**Job**
In the entries that follow, find the word "this" and report each line it is on.

**Data to process**
▼▼▼

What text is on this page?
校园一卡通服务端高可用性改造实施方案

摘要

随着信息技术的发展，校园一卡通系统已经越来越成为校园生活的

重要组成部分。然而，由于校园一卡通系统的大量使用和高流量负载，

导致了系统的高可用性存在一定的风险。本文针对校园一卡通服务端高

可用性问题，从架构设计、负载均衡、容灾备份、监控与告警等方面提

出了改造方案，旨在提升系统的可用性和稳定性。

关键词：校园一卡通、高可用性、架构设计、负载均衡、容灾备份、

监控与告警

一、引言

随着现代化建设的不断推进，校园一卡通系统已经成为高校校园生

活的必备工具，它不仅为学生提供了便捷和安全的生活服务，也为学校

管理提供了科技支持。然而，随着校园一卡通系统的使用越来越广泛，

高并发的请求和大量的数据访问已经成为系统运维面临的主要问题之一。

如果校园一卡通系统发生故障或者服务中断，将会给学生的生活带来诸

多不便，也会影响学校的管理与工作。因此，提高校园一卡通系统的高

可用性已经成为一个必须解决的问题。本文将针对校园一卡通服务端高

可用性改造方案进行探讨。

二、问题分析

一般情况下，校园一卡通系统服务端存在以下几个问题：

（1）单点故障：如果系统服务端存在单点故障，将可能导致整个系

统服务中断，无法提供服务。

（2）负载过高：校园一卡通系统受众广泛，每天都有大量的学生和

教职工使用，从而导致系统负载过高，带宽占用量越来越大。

▲▲▲
▼▼▼

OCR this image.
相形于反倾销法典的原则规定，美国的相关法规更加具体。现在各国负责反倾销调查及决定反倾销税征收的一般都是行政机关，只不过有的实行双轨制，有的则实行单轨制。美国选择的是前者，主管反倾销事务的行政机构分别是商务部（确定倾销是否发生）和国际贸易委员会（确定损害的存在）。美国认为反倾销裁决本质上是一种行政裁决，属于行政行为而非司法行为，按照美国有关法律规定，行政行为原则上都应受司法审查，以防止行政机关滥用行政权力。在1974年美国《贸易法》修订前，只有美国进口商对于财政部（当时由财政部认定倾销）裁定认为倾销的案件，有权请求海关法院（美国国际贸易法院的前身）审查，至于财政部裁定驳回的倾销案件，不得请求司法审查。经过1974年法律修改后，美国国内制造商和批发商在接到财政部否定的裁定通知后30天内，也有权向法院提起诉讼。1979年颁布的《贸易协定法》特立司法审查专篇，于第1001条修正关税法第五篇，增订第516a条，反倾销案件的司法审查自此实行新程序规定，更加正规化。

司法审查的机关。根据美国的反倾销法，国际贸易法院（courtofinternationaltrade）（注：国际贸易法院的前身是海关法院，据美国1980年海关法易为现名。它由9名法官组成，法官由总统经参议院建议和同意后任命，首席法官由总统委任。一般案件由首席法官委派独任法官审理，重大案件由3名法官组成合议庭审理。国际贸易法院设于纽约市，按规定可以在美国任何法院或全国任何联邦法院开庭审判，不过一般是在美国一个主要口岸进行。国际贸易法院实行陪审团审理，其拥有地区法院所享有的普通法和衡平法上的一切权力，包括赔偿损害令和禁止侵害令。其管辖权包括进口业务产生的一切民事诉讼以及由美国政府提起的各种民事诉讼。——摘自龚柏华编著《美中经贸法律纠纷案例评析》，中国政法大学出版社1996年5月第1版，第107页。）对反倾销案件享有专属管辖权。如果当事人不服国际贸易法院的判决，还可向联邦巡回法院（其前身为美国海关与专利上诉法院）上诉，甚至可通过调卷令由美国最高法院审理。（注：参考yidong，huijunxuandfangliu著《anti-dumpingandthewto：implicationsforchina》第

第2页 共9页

▲▲▲

**Full solution**
What text is on this page?
OCR this image.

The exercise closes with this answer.